• _STATED GOAL_:
Below are some records; return each one exactly.

===== DATASET CONTENT

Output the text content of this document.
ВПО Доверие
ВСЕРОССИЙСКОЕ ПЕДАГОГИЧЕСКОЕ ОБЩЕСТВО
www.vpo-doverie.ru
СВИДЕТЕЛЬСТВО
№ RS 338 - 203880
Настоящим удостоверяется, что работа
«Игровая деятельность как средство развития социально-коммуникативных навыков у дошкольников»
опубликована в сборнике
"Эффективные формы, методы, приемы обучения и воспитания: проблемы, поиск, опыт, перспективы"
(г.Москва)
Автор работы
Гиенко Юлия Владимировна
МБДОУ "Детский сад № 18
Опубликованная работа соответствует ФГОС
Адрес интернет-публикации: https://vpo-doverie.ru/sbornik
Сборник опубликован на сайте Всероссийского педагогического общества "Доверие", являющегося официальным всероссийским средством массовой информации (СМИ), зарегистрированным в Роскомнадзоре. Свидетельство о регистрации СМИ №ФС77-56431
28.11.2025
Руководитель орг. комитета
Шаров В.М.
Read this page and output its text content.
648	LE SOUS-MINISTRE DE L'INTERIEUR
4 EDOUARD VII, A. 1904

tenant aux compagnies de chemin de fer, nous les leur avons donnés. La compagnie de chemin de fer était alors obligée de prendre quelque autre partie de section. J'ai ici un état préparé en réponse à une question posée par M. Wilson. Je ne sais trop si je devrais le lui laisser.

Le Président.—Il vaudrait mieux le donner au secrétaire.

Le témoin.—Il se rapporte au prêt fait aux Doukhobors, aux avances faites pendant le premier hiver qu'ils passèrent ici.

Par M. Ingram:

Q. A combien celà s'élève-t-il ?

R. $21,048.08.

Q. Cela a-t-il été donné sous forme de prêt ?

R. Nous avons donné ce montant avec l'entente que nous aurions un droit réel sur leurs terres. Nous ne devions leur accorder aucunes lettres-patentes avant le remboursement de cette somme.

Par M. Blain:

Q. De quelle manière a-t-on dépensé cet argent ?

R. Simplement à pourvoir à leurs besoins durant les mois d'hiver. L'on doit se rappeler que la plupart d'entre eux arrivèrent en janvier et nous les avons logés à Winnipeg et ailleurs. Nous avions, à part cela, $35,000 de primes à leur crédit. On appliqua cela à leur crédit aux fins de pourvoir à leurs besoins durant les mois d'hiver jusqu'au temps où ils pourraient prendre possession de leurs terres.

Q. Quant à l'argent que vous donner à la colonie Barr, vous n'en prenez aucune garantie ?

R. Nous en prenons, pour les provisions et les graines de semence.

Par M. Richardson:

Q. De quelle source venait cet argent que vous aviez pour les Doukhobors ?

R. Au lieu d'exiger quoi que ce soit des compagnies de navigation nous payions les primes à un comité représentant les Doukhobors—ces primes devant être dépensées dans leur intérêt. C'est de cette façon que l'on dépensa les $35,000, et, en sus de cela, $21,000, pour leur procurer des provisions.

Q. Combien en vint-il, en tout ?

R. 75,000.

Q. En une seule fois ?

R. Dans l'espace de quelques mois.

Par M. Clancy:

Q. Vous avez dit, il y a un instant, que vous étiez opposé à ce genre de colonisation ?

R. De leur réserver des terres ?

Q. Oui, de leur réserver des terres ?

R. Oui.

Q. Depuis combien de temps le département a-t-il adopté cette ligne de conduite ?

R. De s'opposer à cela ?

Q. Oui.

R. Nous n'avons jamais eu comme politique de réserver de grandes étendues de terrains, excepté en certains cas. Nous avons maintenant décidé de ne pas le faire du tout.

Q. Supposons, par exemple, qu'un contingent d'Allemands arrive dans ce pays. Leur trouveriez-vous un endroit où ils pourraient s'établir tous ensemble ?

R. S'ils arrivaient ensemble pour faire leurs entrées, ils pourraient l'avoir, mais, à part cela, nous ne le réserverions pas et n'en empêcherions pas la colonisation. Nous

==========

• _EXPECTED ANSWER_:
Output the text content of this document.
ВПО Доверие
ВСЕРОССИЙСКОЕ ПЕДАГОГИЧЕСКОЕ ОБЩЕСТВО
www.vpo-doverie.ru
СВИДЕТЕЛЬСТВО
№ RS 338 - 203880
Настоящим удостоверяется, что работа
«Игровая деятельность как средство развития социально-коммуникативных навыков у дошкольников»
опубликована в сборнике
"Эффективные формы, методы, приемы обучения и воспитания: проблемы, поиск, опыт, перспективы"
(г.Москва)
Автор работы
Гиенко Юлия Владимировна
МБДОУ "Детский сад № 18
Опубликованная работа соответствует ФГОС
Адрес интернет-публикации: https://vpo-doverie.ru/sbornik
Сборник опубликован на сайте Всероссийского педагогического общества "Доверие", являющегося официальным всероссийским средством массовой информации (СМИ), зарегистрированным в Роскомнадзоре. Свидетельство о регистрации СМИ №ФС77-56431
28.11.2025
Руководитель орг. комитета
Шаров В.М.
Read this page and output its text content.
648	LE SOUS-MINISTRE DE L'INTERIEUR
4 EDOUARD VII, A. 1904

tenant aux compagnies de chemin de fer, nous les leur avons donnés. La compagnie de chemin de fer était alors obligée de prendre quelque autre partie de section. J'ai ici un état préparé en réponse à une question posée par M. Wilson. Je ne sais trop si je devrais le lui laisser.

Le Président.—Il vaudrait mieux le donner au secrétaire.

Le témoin.—Il se rapporte au prêt fait aux Doukhobors, aux avances faites pendant le premier hiver qu'ils passèrent ici.

Par M. Ingram:

Q. A combien celà s'élève-t-il ?

R. $21,048.08.

Q. Cela a-t-il été donné sous forme de prêt ?

R. Nous avons donné ce montant avec l'entente que nous aurions un droit réel sur leurs terres. Nous ne devions leur accorder aucunes lettres-patentes avant le remboursement de cette somme.

Par M. Blain:

Q. De quelle manière a-t-on dépensé cet argent ?

R. Simplement à pourvoir à leurs besoins durant les mois d'hiver. L'on doit se rappeler que la plupart d'entre eux arrivèrent en janvier et nous les avons logés à Winnipeg et ailleurs. Nous avions, à part cela, $35,000 de primes à leur crédit. On appliqua cela à leur crédit aux fins de pourvoir à leurs besoins durant les mois d'hiver jusqu'au temps où ils pourraient prendre possession de leurs terres.

Q. Quant à l'argent que vous donner à la colonie Barr, vous n'en prenez aucune garantie ?

R. Nous en prenons, pour les provisions et les graines de semence.

Par M. Richardson:

Q. De quelle source venait cet argent que vous aviez pour les Doukhobors ?

R. Au lieu d'exiger quoi que ce soit des compagnies de navigation nous payions les primes à un comité représentant les Doukhobors—ces primes devant être dépensées dans leur intérêt. C'est de cette façon que l'on dépensa les $35,000, et, en sus de cela, $21,000, pour leur procurer des provisions.

Q. Combien en vint-il, en tout ?

R. 75,000.

Q. En une seule fois ?

R. Dans l'espace de quelques mois.

Par M. Clancy:

Q. Vous avez dit, il y a un instant, que vous étiez opposé à ce genre de colonisation ?

R. De leur réserver des terres ?

Q. Oui, de leur réserver des terres ?

R. Oui.

Q. Depuis combien de temps le département a-t-il adopté cette ligne de conduite ?

R. De s'opposer à cela ?

Q. Oui.

R. Nous n'avons jamais eu comme politique de réserver de grandes étendues de terrains, excepté en certains cas. Nous avons maintenant décidé de ne pas le faire du tout.

Q. Supposons, par exemple, qu'un contingent d'Allemands arrive dans ce pays. Leur trouveriez-vous un endroit où ils pourraient s'établir tous ensemble ?

R. S'ils arrivaient ensemble pour faire leurs entrées, ils pourraient l'avoir, mais, à part cela, nous ne le réserverions pas et n'en empêcherions pas la colonisation. Nous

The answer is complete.